- _Your objective_: In the entries below, how many lines hold the string "page"? Give only the number.

** begin **

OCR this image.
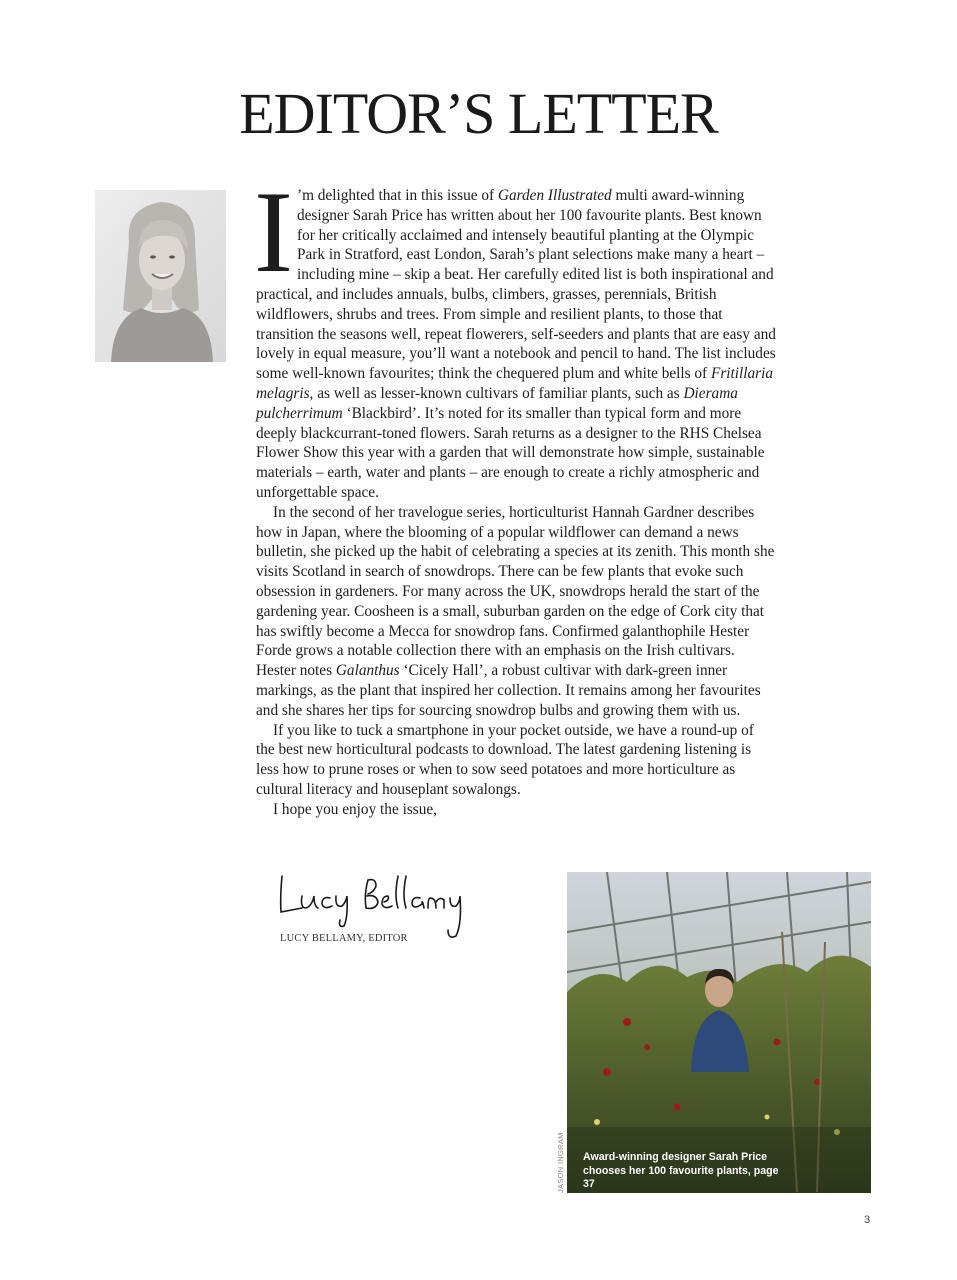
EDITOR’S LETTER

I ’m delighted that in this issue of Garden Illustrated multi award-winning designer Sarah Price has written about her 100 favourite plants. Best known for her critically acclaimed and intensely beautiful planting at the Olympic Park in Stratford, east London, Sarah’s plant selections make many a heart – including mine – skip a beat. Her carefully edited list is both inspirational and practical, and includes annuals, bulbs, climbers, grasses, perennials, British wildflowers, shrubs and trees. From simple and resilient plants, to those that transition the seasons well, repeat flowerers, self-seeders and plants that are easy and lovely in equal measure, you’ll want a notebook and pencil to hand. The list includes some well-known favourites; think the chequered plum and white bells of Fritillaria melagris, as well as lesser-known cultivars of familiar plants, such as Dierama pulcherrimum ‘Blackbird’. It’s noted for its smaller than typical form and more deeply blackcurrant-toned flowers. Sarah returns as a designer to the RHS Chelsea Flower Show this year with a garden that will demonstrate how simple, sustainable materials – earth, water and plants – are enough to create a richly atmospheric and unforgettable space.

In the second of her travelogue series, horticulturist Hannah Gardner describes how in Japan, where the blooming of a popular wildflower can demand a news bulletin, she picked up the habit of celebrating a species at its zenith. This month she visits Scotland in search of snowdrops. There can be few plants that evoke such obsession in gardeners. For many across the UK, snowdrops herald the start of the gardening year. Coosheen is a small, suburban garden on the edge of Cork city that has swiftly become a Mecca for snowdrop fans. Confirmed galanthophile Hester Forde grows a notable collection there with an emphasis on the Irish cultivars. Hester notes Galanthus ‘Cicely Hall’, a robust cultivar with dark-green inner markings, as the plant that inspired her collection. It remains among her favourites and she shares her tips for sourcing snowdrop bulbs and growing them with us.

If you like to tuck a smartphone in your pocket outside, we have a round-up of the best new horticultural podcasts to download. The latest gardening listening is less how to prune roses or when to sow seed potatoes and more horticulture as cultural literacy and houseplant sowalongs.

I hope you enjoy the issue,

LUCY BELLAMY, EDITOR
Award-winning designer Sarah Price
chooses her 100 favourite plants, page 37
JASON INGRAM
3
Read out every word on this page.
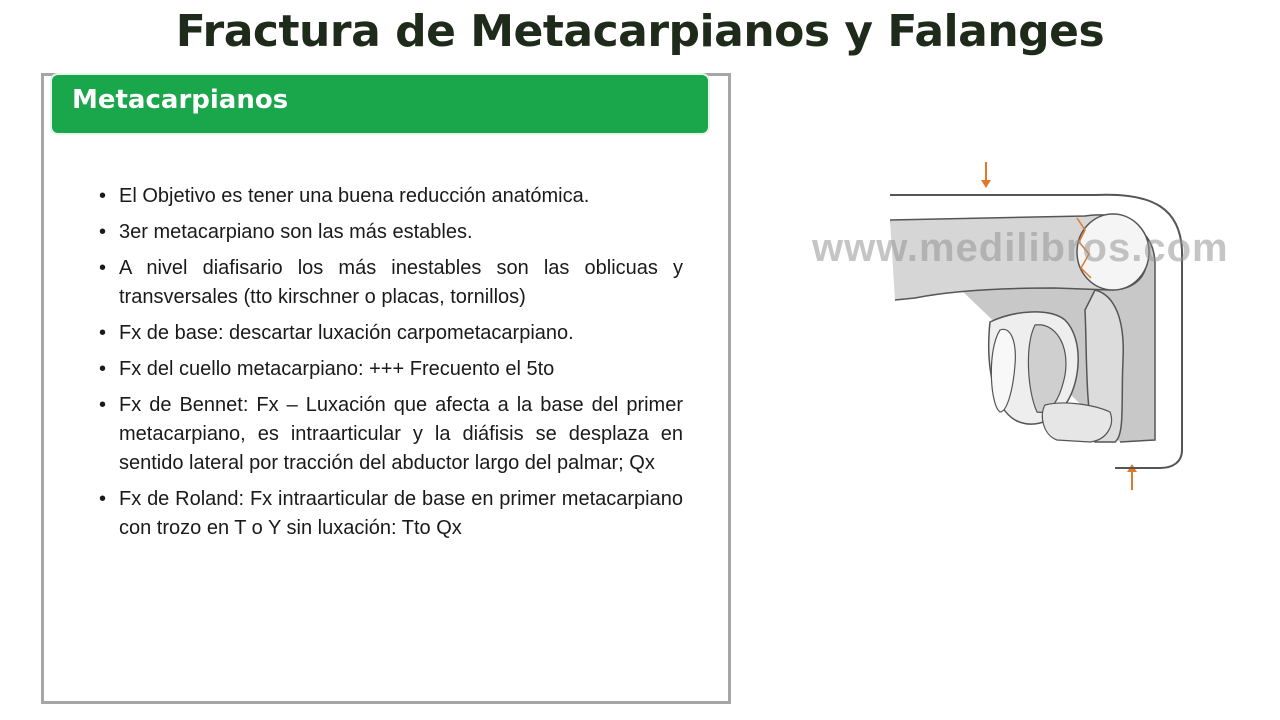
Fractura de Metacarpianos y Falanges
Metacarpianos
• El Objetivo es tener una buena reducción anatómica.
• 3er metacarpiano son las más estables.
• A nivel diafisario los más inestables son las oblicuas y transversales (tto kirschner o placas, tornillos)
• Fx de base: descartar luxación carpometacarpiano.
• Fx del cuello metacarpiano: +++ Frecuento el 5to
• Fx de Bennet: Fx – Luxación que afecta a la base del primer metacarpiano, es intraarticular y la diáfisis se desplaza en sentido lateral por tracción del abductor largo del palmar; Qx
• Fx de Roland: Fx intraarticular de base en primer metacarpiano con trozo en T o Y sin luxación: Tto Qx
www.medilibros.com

** end **

- _Final answer_: 2